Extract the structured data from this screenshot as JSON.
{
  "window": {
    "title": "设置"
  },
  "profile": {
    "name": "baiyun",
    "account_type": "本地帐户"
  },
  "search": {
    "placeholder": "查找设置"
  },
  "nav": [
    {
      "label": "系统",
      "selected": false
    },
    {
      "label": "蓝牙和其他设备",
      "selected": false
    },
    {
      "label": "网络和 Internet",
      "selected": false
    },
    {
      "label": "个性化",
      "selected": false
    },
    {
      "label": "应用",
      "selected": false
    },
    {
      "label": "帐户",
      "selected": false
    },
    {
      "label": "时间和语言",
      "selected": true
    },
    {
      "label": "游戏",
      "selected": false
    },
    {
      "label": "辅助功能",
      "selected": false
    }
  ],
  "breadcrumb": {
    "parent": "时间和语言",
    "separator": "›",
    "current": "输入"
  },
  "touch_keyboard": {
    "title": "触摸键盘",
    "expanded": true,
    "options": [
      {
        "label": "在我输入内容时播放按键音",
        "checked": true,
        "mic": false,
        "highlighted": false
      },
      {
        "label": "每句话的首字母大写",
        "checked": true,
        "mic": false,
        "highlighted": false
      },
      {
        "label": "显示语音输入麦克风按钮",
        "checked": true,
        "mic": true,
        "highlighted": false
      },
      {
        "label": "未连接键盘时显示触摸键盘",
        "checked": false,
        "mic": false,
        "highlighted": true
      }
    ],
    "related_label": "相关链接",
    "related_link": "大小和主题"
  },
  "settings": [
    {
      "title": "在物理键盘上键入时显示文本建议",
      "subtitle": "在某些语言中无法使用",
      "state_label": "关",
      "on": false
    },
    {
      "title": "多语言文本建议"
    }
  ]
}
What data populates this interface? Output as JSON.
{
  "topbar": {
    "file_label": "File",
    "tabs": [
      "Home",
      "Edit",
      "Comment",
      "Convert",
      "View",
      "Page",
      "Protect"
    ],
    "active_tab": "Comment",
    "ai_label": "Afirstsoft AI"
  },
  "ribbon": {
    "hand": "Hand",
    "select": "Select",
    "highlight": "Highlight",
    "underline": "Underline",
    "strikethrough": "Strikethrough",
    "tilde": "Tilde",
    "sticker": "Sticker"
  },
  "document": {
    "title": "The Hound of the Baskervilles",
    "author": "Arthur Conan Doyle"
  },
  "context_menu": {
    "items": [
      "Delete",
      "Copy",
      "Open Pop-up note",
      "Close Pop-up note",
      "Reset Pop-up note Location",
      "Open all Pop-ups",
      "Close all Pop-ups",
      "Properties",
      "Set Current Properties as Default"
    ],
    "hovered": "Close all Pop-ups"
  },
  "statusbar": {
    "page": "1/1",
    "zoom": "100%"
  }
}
──────────
* TASK PROMPT
Say how many lines of the material contain the word "note", with no other text.

* RESULT FOR THIS TASK
3